§ Instructions to follow: Would you write out the entries below, every one of them, exactly?

§ Records shown:

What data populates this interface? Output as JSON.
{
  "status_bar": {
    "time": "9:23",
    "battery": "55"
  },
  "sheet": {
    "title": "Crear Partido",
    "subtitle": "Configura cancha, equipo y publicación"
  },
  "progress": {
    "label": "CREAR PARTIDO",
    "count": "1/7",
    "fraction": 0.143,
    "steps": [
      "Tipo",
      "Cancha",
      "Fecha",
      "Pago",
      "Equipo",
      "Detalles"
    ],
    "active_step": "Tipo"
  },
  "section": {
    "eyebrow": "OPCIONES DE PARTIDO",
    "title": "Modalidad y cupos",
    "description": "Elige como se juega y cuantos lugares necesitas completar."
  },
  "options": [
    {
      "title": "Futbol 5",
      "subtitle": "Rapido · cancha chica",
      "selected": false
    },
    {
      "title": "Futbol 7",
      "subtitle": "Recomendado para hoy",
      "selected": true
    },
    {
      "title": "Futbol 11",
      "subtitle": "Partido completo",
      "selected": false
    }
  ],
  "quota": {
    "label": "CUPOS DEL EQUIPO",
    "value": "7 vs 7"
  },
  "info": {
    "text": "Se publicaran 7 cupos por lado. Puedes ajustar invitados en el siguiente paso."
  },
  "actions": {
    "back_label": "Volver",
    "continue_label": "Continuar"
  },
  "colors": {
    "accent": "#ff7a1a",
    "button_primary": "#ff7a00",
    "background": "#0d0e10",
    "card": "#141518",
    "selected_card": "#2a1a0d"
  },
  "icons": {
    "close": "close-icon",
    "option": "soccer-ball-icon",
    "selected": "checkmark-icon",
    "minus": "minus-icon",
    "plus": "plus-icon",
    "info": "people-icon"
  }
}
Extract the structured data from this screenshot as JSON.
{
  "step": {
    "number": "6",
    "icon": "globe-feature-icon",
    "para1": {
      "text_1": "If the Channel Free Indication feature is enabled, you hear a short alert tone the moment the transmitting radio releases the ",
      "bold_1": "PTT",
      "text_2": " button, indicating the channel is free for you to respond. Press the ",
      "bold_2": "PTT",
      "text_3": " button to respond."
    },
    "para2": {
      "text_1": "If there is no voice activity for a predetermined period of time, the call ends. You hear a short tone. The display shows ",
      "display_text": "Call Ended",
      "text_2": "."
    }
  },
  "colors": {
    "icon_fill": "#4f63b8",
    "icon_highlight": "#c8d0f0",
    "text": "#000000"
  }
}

§ The completed task:
What data populates this interface? Output as JSON.
{
  "status_bar": {
    "time": "9:23",
    "battery": "55"
  },
  "sheet": {
    "title": "Crear Partido",
    "subtitle": "Configura cancha, equipo y publicación"
  },
  "progress": {
    "label": "CREAR PARTIDO",
    "count": "1/7",
    "fraction": 0.143,
    "steps": [
      "Tipo",
      "Cancha",
      "Fecha",
      "Pago",
      "Equipo",
      "Detalles"
    ],
    "active_step": "Tipo"
  },
  "section": {
    "eyebrow": "OPCIONES DE PARTIDO",
    "title": "Modalidad y cupos",
    "description": "Elige como se juega y cuantos lugares necesitas completar."
  },
  "options": [
    {
      "title": "Futbol 5",
      "subtitle": "Rapido · cancha chica",
      "selected": false
    },
    {
      "title": "Futbol 7",
      "subtitle": "Recomendado para hoy",
      "selected": true
    },
    {
      "title": "Futbol 11",
      "subtitle": "Partido completo",
      "selected": false
    }
  ],
  "quota": {
    "label": "CUPOS DEL EQUIPO",
    "value": "7 vs 7"
  },
  "info": {
    "text": "Se publicaran 7 cupos por lado. Puedes ajustar invitados en el siguiente paso."
  },
  "actions": {
    "back_label": "Volver",
    "continue_label": "Continuar"
  },
  "colors": {
    "accent": "#ff7a1a",
    "button_primary": "#ff7a00",
    "background": "#0d0e10",
    "card": "#141518",
    "selected_card": "#2a1a0d"
  },
  "icons": {
    "close": "close-icon",
    "option": "soccer-ball-icon",
    "selected": "checkmark-icon",
    "minus": "minus-icon",
    "plus": "plus-icon",
    "info": "people-icon"
  }
}
Extract the structured data from this screenshot as JSON.
{
  "step": {
    "number": "6",
    "icon": "globe-feature-icon",
    "para1": {
      "text_1": "If the Channel Free Indication feature is enabled, you hear a short alert tone the moment the transmitting radio releases the ",
      "bold_1": "PTT",
      "text_2": " button, indicating the channel is free for you to respond. Press the ",
      "bold_2": "PTT",
      "text_3": " button to respond."
    },
    "para2": {
      "text_1": "If there is no voice activity for a predetermined period of time, the call ends. You hear a short tone. The display shows ",
      "display_text": "Call Ended",
      "text_2": "."
    }
  },
  "colors": {
    "icon_fill": "#4f63b8",
    "icon_highlight": "#c8d0f0",
    "text": "#000000"
  }
}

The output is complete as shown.